WHAT TO PRODUCE — Transcribe each line of the records below exactly, excluding any embedded images.

[Collection entries]
◆ ◆ ◆ ◆ ◆

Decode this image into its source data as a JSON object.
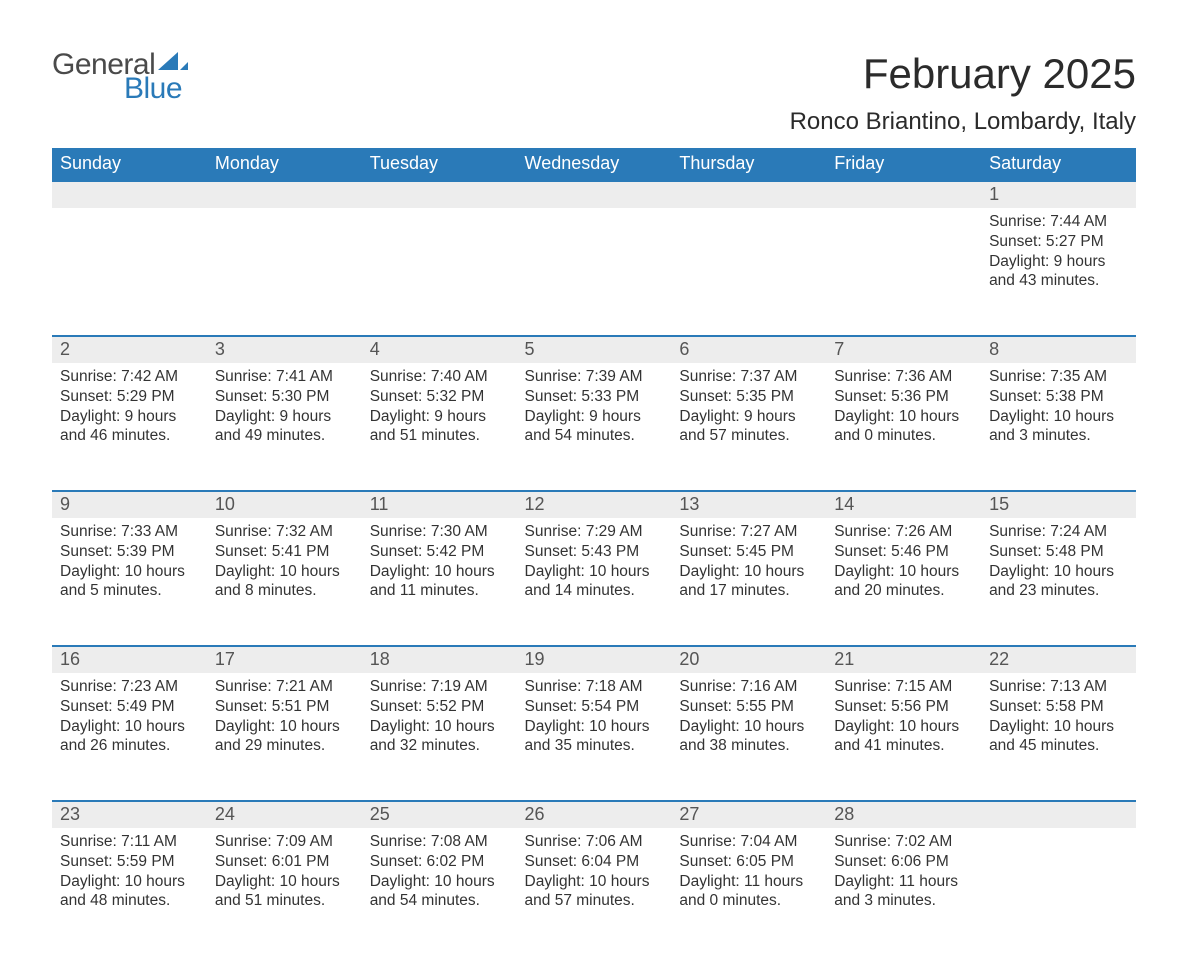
{
  "logo": {
    "general": "General",
    "blue": "Blue"
  },
  "title": {
    "month": "February 2025",
    "location": "Ronco Briantino, Lombardy, Italy"
  },
  "colors": {
    "header_bg": "#2a7ab8",
    "header_fg": "#ffffff",
    "daynum_bg": "#ededed",
    "daynum_fg": "#555555",
    "row_border": "#2a7ab8",
    "body_text": "#333333",
    "page_bg": "#ffffff",
    "logo_gray": "#4a4a4a",
    "logo_blue": "#2a7ab8"
  },
  "typography": {
    "month_fontsize": 42,
    "location_fontsize": 24,
    "weekday_fontsize": 18,
    "daynum_fontsize": 18,
    "cell_fontsize": 15.5,
    "logo_fontsize": 30
  },
  "weekdays": [
    "Sunday",
    "Monday",
    "Tuesday",
    "Wednesday",
    "Thursday",
    "Friday",
    "Saturday"
  ],
  "labels": {
    "sunrise": "Sunrise:",
    "sunset": "Sunset:",
    "daylight": "Daylight:"
  },
  "weeks": [
    [
      null,
      null,
      null,
      null,
      null,
      null,
      {
        "n": "1",
        "sr": "7:44 AM",
        "ss": "5:27 PM",
        "dl": "9 hours and 43 minutes."
      }
    ],
    [
      {
        "n": "2",
        "sr": "7:42 AM",
        "ss": "5:29 PM",
        "dl": "9 hours and 46 minutes."
      },
      {
        "n": "3",
        "sr": "7:41 AM",
        "ss": "5:30 PM",
        "dl": "9 hours and 49 minutes."
      },
      {
        "n": "4",
        "sr": "7:40 AM",
        "ss": "5:32 PM",
        "dl": "9 hours and 51 minutes."
      },
      {
        "n": "5",
        "sr": "7:39 AM",
        "ss": "5:33 PM",
        "dl": "9 hours and 54 minutes."
      },
      {
        "n": "6",
        "sr": "7:37 AM",
        "ss": "5:35 PM",
        "dl": "9 hours and 57 minutes."
      },
      {
        "n": "7",
        "sr": "7:36 AM",
        "ss": "5:36 PM",
        "dl": "10 hours and 0 minutes."
      },
      {
        "n": "8",
        "sr": "7:35 AM",
        "ss": "5:38 PM",
        "dl": "10 hours and 3 minutes."
      }
    ],
    [
      {
        "n": "9",
        "sr": "7:33 AM",
        "ss": "5:39 PM",
        "dl": "10 hours and 5 minutes."
      },
      {
        "n": "10",
        "sr": "7:32 AM",
        "ss": "5:41 PM",
        "dl": "10 hours and 8 minutes."
      },
      {
        "n": "11",
        "sr": "7:30 AM",
        "ss": "5:42 PM",
        "dl": "10 hours and 11 minutes."
      },
      {
        "n": "12",
        "sr": "7:29 AM",
        "ss": "5:43 PM",
        "dl": "10 hours and 14 minutes."
      },
      {
        "n": "13",
        "sr": "7:27 AM",
        "ss": "5:45 PM",
        "dl": "10 hours and 17 minutes."
      },
      {
        "n": "14",
        "sr": "7:26 AM",
        "ss": "5:46 PM",
        "dl": "10 hours and 20 minutes."
      },
      {
        "n": "15",
        "sr": "7:24 AM",
        "ss": "5:48 PM",
        "dl": "10 hours and 23 minutes."
      }
    ],
    [
      {
        "n": "16",
        "sr": "7:23 AM",
        "ss": "5:49 PM",
        "dl": "10 hours and 26 minutes."
      },
      {
        "n": "17",
        "sr": "7:21 AM",
        "ss": "5:51 PM",
        "dl": "10 hours and 29 minutes."
      },
      {
        "n": "18",
        "sr": "7:19 AM",
        "ss": "5:52 PM",
        "dl": "10 hours and 32 minutes."
      },
      {
        "n": "19",
        "sr": "7:18 AM",
        "ss": "5:54 PM",
        "dl": "10 hours and 35 minutes."
      },
      {
        "n": "20",
        "sr": "7:16 AM",
        "ss": "5:55 PM",
        "dl": "10 hours and 38 minutes."
      },
      {
        "n": "21",
        "sr": "7:15 AM",
        "ss": "5:56 PM",
        "dl": "10 hours and 41 minutes."
      },
      {
        "n": "22",
        "sr": "7:13 AM",
        "ss": "5:58 PM",
        "dl": "10 hours and 45 minutes."
      }
    ],
    [
      {
        "n": "23",
        "sr": "7:11 AM",
        "ss": "5:59 PM",
        "dl": "10 hours and 48 minutes."
      },
      {
        "n": "24",
        "sr": "7:09 AM",
        "ss": "6:01 PM",
        "dl": "10 hours and 51 minutes."
      },
      {
        "n": "25",
        "sr": "7:08 AM",
        "ss": "6:02 PM",
        "dl": "10 hours and 54 minutes."
      },
      {
        "n": "26",
        "sr": "7:06 AM",
        "ss": "6:04 PM",
        "dl": "10 hours and 57 minutes."
      },
      {
        "n": "27",
        "sr": "7:04 AM",
        "ss": "6:05 PM",
        "dl": "11 hours and 0 minutes."
      },
      {
        "n": "28",
        "sr": "7:02 AM",
        "ss": "6:06 PM",
        "dl": "11 hours and 3 minutes."
      },
      null
    ]
  ]
}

◆ ◆ ◆ ◆ ◆

SOLUTION FOR THIS TASK —
Decode this image into its source data as a JSON object.
{
  "logo": {
    "general": "General",
    "blue": "Blue"
  },
  "title": {
    "month": "February 2025",
    "location": "Ronco Briantino, Lombardy, Italy"
  },
  "colors": {
    "header_bg": "#2a7ab8",
    "header_fg": "#ffffff",
    "daynum_bg": "#ededed",
    "daynum_fg": "#555555",
    "row_border": "#2a7ab8",
    "body_text": "#333333",
    "page_bg": "#ffffff",
    "logo_gray": "#4a4a4a",
    "logo_blue": "#2a7ab8"
  },
  "typography": {
    "month_fontsize": 42,
    "location_fontsize": 24,
    "weekday_fontsize": 18,
    "daynum_fontsize": 18,
    "cell_fontsize": 15.5,
    "logo_fontsize": 30
  },
  "weekdays": [
    "Sunday",
    "Monday",
    "Tuesday",
    "Wednesday",
    "Thursday",
    "Friday",
    "Saturday"
  ],
  "labels": {
    "sunrise": "Sunrise:",
    "sunset": "Sunset:",
    "daylight": "Daylight:"
  },
  "weeks": [
    [
      null,
      null,
      null,
      null,
      null,
      null,
      {
        "n": "1",
        "sr": "7:44 AM",
        "ss": "5:27 PM",
        "dl": "9 hours and 43 minutes."
      }
    ],
    [
      {
        "n": "2",
        "sr": "7:42 AM",
        "ss": "5:29 PM",
        "dl": "9 hours and 46 minutes."
      },
      {
        "n": "3",
        "sr": "7:41 AM",
        "ss": "5:30 PM",
        "dl": "9 hours and 49 minutes."
      },
      {
        "n": "4",
        "sr": "7:40 AM",
        "ss": "5:32 PM",
        "dl": "9 hours and 51 minutes."
      },
      {
        "n": "5",
        "sr": "7:39 AM",
        "ss": "5:33 PM",
        "dl": "9 hours and 54 minutes."
      },
      {
        "n": "6",
        "sr": "7:37 AM",
        "ss": "5:35 PM",
        "dl": "9 hours and 57 minutes."
      },
      {
        "n": "7",
        "sr": "7:36 AM",
        "ss": "5:36 PM",
        "dl": "10 hours and 0 minutes."
      },
      {
        "n": "8",
        "sr": "7:35 AM",
        "ss": "5:38 PM",
        "dl": "10 hours and 3 minutes."
      }
    ],
    [
      {
        "n": "9",
        "sr": "7:33 AM",
        "ss": "5:39 PM",
        "dl": "10 hours and 5 minutes."
      },
      {
        "n": "10",
        "sr": "7:32 AM",
        "ss": "5:41 PM",
        "dl": "10 hours and 8 minutes."
      },
      {
        "n": "11",
        "sr": "7:30 AM",
        "ss": "5:42 PM",
        "dl": "10 hours and 11 minutes."
      },
      {
        "n": "12",
        "sr": "7:29 AM",
        "ss": "5:43 PM",
        "dl": "10 hours and 14 minutes."
      },
      {
        "n": "13",
        "sr": "7:27 AM",
        "ss": "5:45 PM",
        "dl": "10 hours and 17 minutes."
      },
      {
        "n": "14",
        "sr": "7:26 AM",
        "ss": "5:46 PM",
        "dl": "10 hours and 20 minutes."
      },
      {
        "n": "15",
        "sr": "7:24 AM",
        "ss": "5:48 PM",
        "dl": "10 hours and 23 minutes."
      }
    ],
    [
      {
        "n": "16",
        "sr": "7:23 AM",
        "ss": "5:49 PM",
        "dl": "10 hours and 26 minutes."
      },
      {
        "n": "17",
        "sr": "7:21 AM",
        "ss": "5:51 PM",
        "dl": "10 hours and 29 minutes."
      },
      {
        "n": "18",
        "sr": "7:19 AM",
        "ss": "5:52 PM",
        "dl": "10 hours and 32 minutes."
      },
      {
        "n": "19",
        "sr": "7:18 AM",
        "ss": "5:54 PM",
        "dl": "10 hours and 35 minutes."
      },
      {
        "n": "20",
        "sr": "7:16 AM",
        "ss": "5:55 PM",
        "dl": "10 hours and 38 minutes."
      },
      {
        "n": "21",
        "sr": "7:15 AM",
        "ss": "5:56 PM",
        "dl": "10 hours and 41 minutes."
      },
      {
        "n": "22",
        "sr": "7:13 AM",
        "ss": "5:58 PM",
        "dl": "10 hours and 45 minutes."
      }
    ],
    [
      {
        "n": "23",
        "sr": "7:11 AM",
        "ss": "5:59 PM",
        "dl": "10 hours and 48 minutes."
      },
      {
        "n": "24",
        "sr": "7:09 AM",
        "ss": "6:01 PM",
        "dl": "10 hours and 51 minutes."
      },
      {
        "n": "25",
        "sr": "7:08 AM",
        "ss": "6:02 PM",
        "dl": "10 hours and 54 minutes."
      },
      {
        "n": "26",
        "sr": "7:06 AM",
        "ss": "6:04 PM",
        "dl": "10 hours and 57 minutes."
      },
      {
        "n": "27",
        "sr": "7:04 AM",
        "ss": "6:05 PM",
        "dl": "11 hours and 0 minutes."
      },
      {
        "n": "28",
        "sr": "7:02 AM",
        "ss": "6:06 PM",
        "dl": "11 hours and 3 minutes."
      },
      null
    ]
  ]
}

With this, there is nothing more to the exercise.